■ What is being asked ■
Quote exactly the lines running from the line with "OCR this image." to the end of the entries, including both, and nothing else.

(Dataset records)
※ ※ ※

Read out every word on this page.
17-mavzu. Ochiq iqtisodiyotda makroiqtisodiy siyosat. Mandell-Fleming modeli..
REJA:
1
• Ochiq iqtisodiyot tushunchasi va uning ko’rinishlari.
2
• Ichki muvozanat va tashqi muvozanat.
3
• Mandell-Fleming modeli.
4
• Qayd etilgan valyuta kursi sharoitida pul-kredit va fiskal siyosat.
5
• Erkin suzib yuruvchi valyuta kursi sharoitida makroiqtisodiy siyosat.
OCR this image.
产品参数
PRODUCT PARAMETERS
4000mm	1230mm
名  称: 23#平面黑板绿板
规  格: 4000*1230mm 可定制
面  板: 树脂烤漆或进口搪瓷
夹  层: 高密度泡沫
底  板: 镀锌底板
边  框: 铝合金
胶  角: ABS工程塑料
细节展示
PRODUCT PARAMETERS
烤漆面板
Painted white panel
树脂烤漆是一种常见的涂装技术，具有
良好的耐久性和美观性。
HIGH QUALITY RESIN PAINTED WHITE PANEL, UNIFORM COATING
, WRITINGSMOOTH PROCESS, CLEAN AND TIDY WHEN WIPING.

※ ※ ※

■ Solution below ■
OCR this image.
产品参数
PRODUCT PARAMETERS
4000mm	1230mm
名  称: 23#平面黑板绿板
规  格: 4000*1230mm 可定制
面  板: 树脂烤漆或进口搪瓷
夹  层: 高密度泡沫
底  板: 镀锌底板
边  框: 铝合金
胶  角: ABS工程塑料
细节展示
PRODUCT PARAMETERS
烤漆面板
Painted white panel
树脂烤漆是一种常见的涂装技术，具有
良好的耐久性和美观性。
HIGH QUALITY RESIN PAINTED WHITE PANEL, UNIFORM COATING
, WRITINGSMOOTH PROCESS, CLEAN AND TIDY WHEN WIPING.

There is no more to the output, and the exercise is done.